→ REQUIRED TASK
Pull out every line below containing the word "ylabel".

→ STORED DATA
┌────────

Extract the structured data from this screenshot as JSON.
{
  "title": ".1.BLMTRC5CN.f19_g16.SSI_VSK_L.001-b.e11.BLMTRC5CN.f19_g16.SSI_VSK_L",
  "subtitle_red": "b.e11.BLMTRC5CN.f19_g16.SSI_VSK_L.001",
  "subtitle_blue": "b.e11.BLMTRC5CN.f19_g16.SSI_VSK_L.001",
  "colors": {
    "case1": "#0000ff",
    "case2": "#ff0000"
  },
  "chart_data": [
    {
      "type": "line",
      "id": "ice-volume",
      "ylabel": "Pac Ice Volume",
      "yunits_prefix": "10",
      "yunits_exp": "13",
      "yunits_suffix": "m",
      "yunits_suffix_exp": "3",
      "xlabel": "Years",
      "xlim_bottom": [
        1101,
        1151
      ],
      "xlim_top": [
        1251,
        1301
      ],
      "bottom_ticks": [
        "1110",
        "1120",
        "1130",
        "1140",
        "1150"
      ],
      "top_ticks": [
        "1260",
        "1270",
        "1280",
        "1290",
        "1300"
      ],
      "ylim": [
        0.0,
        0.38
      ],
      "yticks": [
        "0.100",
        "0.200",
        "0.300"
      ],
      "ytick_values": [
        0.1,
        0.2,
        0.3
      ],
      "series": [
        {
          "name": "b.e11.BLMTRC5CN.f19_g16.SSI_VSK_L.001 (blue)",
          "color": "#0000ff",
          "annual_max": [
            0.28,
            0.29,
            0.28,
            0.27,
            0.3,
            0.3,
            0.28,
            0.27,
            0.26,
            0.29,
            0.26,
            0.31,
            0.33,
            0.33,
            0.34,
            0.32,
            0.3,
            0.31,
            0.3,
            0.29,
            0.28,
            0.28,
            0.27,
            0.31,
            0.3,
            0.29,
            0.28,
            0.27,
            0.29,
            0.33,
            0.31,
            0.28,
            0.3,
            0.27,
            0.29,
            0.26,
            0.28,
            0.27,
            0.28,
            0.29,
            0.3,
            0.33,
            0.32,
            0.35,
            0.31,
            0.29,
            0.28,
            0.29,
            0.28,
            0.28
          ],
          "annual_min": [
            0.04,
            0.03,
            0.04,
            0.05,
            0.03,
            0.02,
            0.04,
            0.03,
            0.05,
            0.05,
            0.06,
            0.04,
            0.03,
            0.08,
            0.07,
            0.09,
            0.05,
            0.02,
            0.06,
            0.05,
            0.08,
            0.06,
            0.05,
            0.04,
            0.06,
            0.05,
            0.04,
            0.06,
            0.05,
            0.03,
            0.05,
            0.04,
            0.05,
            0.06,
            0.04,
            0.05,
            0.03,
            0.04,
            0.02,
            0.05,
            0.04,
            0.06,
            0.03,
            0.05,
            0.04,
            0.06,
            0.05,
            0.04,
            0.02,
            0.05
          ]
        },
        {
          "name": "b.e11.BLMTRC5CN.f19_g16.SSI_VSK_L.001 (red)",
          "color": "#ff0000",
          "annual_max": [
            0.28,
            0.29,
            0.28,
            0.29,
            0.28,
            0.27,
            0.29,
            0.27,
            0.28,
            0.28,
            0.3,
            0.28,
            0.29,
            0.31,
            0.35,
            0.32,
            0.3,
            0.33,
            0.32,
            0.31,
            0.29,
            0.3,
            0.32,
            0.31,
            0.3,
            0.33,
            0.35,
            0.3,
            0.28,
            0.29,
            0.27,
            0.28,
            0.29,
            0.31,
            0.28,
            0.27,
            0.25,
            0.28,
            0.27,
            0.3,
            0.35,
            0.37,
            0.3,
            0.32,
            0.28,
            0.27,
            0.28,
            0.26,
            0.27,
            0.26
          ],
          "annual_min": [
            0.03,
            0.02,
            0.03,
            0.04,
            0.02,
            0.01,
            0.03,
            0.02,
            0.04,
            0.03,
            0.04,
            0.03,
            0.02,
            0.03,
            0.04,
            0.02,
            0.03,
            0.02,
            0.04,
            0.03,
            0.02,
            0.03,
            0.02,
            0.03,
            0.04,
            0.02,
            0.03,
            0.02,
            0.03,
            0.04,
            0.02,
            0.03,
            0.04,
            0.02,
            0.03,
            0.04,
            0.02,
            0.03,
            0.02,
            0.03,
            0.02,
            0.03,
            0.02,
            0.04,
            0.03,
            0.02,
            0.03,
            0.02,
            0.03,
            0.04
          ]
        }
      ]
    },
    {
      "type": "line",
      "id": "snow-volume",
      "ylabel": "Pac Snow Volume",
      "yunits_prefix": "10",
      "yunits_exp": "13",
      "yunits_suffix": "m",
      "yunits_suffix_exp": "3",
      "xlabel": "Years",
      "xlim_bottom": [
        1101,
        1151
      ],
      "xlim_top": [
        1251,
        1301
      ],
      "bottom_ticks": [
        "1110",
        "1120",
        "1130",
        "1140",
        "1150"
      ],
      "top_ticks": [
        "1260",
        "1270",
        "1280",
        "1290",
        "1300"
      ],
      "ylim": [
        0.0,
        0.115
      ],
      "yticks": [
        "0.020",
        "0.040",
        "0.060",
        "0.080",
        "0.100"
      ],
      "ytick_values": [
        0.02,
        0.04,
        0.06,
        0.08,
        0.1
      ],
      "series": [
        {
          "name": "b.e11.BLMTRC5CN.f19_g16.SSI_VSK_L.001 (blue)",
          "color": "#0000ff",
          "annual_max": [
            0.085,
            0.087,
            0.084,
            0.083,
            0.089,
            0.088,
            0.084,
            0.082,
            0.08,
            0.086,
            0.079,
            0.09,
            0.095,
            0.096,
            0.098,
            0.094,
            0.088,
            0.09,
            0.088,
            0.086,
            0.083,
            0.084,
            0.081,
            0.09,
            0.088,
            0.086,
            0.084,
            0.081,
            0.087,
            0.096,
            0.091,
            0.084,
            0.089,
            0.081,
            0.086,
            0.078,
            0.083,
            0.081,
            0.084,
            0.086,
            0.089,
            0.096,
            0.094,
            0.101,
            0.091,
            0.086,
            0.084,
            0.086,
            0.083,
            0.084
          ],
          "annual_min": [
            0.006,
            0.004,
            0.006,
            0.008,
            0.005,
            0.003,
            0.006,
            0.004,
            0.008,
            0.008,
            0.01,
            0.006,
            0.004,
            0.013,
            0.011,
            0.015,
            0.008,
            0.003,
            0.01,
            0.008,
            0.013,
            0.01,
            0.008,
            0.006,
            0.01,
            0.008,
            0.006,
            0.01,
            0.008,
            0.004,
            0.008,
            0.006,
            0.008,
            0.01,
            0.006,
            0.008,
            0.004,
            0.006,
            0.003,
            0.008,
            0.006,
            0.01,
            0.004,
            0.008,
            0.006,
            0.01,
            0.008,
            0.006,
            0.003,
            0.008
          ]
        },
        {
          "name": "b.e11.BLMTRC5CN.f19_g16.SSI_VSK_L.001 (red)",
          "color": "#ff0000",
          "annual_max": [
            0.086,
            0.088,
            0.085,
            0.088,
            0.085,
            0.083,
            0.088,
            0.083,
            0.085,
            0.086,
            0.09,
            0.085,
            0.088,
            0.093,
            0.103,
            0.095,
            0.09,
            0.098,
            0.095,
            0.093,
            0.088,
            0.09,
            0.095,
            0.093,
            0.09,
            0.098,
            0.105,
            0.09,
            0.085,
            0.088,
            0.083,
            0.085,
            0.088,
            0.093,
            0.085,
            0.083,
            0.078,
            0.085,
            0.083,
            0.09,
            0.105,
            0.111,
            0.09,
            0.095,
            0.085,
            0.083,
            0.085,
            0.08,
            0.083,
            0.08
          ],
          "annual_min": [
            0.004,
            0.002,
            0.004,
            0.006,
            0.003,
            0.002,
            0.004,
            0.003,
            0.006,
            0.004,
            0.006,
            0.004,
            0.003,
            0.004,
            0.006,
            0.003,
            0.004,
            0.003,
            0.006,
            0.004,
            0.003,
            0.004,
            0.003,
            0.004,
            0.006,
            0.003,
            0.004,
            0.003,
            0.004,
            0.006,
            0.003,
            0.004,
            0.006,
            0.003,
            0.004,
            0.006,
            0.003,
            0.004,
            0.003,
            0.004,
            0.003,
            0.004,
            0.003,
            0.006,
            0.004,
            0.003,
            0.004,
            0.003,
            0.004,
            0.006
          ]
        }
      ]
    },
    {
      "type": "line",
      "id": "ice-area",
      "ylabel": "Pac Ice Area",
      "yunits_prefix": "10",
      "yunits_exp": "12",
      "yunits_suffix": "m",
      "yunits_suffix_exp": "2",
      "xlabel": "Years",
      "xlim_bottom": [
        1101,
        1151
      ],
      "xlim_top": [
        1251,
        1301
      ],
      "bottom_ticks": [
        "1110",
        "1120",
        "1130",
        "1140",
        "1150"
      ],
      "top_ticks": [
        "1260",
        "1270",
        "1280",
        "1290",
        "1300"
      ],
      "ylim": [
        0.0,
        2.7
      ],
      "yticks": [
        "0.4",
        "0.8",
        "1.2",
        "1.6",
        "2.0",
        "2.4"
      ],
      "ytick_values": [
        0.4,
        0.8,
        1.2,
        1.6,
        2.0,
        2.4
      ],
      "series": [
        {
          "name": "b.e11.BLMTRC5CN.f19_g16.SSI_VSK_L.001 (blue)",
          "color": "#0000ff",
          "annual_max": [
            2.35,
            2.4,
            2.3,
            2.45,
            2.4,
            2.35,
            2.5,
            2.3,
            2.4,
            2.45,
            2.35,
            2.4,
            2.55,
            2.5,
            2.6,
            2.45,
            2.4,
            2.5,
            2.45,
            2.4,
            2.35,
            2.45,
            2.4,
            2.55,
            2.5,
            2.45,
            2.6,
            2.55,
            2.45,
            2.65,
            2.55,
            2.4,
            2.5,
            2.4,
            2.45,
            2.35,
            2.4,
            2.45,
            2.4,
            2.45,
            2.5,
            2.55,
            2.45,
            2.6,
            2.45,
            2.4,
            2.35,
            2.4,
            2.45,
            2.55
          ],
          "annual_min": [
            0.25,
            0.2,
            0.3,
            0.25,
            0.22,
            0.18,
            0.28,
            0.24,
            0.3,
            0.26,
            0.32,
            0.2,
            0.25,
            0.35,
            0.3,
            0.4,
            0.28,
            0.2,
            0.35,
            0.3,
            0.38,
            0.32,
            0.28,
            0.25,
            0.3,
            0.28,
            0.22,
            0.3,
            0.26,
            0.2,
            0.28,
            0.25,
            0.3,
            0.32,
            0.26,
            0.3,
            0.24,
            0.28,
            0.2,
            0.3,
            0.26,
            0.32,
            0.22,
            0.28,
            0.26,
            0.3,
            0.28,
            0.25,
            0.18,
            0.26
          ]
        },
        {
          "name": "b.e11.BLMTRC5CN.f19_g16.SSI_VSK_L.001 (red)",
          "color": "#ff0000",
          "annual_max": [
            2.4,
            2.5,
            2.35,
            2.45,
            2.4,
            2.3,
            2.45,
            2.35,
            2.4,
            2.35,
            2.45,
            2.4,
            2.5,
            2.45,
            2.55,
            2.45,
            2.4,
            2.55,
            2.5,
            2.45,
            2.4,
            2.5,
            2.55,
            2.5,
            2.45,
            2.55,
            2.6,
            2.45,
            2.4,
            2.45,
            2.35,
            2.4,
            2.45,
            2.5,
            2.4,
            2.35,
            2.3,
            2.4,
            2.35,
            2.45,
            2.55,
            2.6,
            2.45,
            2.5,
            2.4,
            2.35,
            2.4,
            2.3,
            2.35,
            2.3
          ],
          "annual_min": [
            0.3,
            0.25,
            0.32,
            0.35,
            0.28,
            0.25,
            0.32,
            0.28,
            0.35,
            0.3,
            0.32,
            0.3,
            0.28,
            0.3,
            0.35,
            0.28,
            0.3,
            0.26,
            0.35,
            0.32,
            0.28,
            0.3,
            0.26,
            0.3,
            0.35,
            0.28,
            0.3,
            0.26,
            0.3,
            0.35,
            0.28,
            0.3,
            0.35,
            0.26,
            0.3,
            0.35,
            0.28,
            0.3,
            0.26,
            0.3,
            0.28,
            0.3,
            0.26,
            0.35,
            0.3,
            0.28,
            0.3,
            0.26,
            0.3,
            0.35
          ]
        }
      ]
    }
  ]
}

└────────

→ EXPECTED OUTPUT
      "ylabel": "Pac Ice Volume",
      "ylabel": "Pac Snow Volume",
      "ylabel": "Pac Ice Area",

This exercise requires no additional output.